**DIRECTIONS FOR THIS TASK:** The listing below should be printed exactly, every line of it. Skip the pictures.

**DATA EXCERPTS:**
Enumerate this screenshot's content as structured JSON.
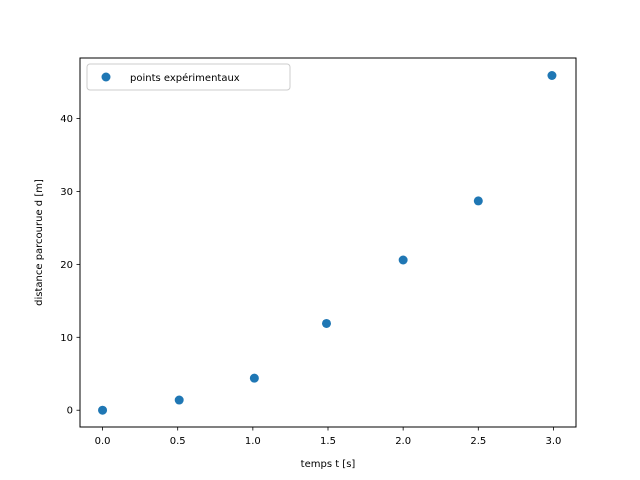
{
  "chart_data": {
    "type": "scatter",
    "xlabel": "temps t [s]",
    "ylabel": "distance parcourue d [m]",
    "xlim": [
      -0.15,
      3.15
    ],
    "ylim": [
      -2.3,
      48.3
    ],
    "xticks": [
      0.0,
      0.5,
      1.0,
      1.5,
      2.0,
      2.5,
      3.0
    ],
    "xtick_labels": [
      "0.0",
      "0.5",
      "1.0",
      "1.5",
      "2.0",
      "2.5",
      "3.0"
    ],
    "yticks": [
      0,
      10,
      20,
      30,
      40
    ],
    "ytick_labels": [
      "0",
      "10",
      "20",
      "30",
      "40"
    ],
    "grid": false,
    "legend_position": "upper-left",
    "series": [
      {
        "name": "points expérimentaux",
        "color": "#1f77b4",
        "x": [
          0.0,
          0.51,
          1.01,
          1.49,
          2.0,
          2.5,
          2.99
        ],
        "y": [
          0.0,
          1.4,
          4.4,
          11.9,
          20.6,
          28.7,
          45.9
        ]
      }
    ]
  }
}
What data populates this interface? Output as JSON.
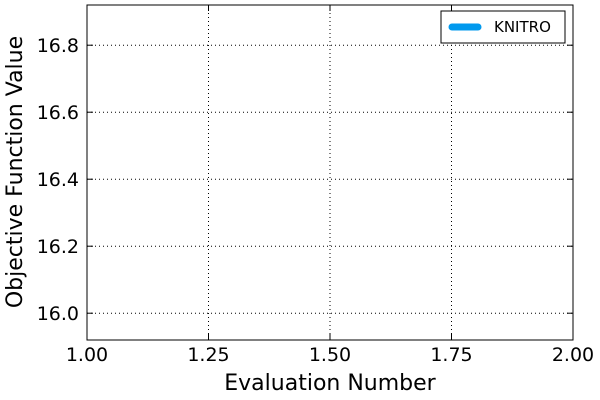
{
  "chart_data": {
    "type": "line",
    "xlabel": "Evaluation Number",
    "ylabel": "Objective Function Value",
    "xlim": [
      1.0,
      2.0
    ],
    "ylim": [
      15.92,
      16.92
    ],
    "xticks": [
      "1.00",
      "1.25",
      "1.50",
      "1.75",
      "2.00"
    ],
    "xtick_values": [
      1.0,
      1.25,
      1.5,
      1.75,
      2.0
    ],
    "yticks": [
      "16.0",
      "16.2",
      "16.4",
      "16.6",
      "16.8"
    ],
    "ytick_values": [
      16.0,
      16.2,
      16.4,
      16.6,
      16.8
    ],
    "grid": true,
    "legend_position": "top-right",
    "series": [
      {
        "name": "KNITRO",
        "color": "#0099ee",
        "x": [],
        "y": []
      }
    ]
  }
}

**FULL SOLUTION:**
Enumerate this screenshot's content as structured JSON.
{
  "chart_data": {
    "type": "scatter",
    "xlabel": "temps t [s]",
    "ylabel": "distance parcourue d [m]",
    "xlim": [
      -0.15,
      3.15
    ],
    "ylim": [
      -2.3,
      48.3
    ],
    "xticks": [
      0.0,
      0.5,
      1.0,
      1.5,
      2.0,
      2.5,
      3.0
    ],
    "xtick_labels": [
      "0.0",
      "0.5",
      "1.0",
      "1.5",
      "2.0",
      "2.5",
      "3.0"
    ],
    "yticks": [
      0,
      10,
      20,
      30,
      40
    ],
    "ytick_labels": [
      "0",
      "10",
      "20",
      "30",
      "40"
    ],
    "grid": false,
    "legend_position": "upper-left",
    "series": [
      {
        "name": "points expérimentaux",
        "color": "#1f77b4",
        "x": [
          0.0,
          0.51,
          1.01,
          1.49,
          2.0,
          2.5,
          2.99
        ],
        "y": [
          0.0,
          1.4,
          4.4,
          11.9,
          20.6,
          28.7,
          45.9
        ]
      }
    ]
  }
}
What data populates this interface? Output as JSON.
{
  "chart_data": {
    "type": "line",
    "xlabel": "Evaluation Number",
    "ylabel": "Objective Function Value",
    "xlim": [
      1.0,
      2.0
    ],
    "ylim": [
      15.92,
      16.92
    ],
    "xticks": [
      "1.00",
      "1.25",
      "1.50",
      "1.75",
      "2.00"
    ],
    "xtick_values": [
      1.0,
      1.25,
      1.5,
      1.75,
      2.0
    ],
    "yticks": [
      "16.0",
      "16.2",
      "16.4",
      "16.6",
      "16.8"
    ],
    "ytick_values": [
      16.0,
      16.2,
      16.4,
      16.6,
      16.8
    ],
    "grid": true,
    "legend_position": "top-right",
    "series": [
      {
        "name": "KNITRO",
        "color": "#0099ee",
        "x": [],
        "y": []
      }
    ]
  }
}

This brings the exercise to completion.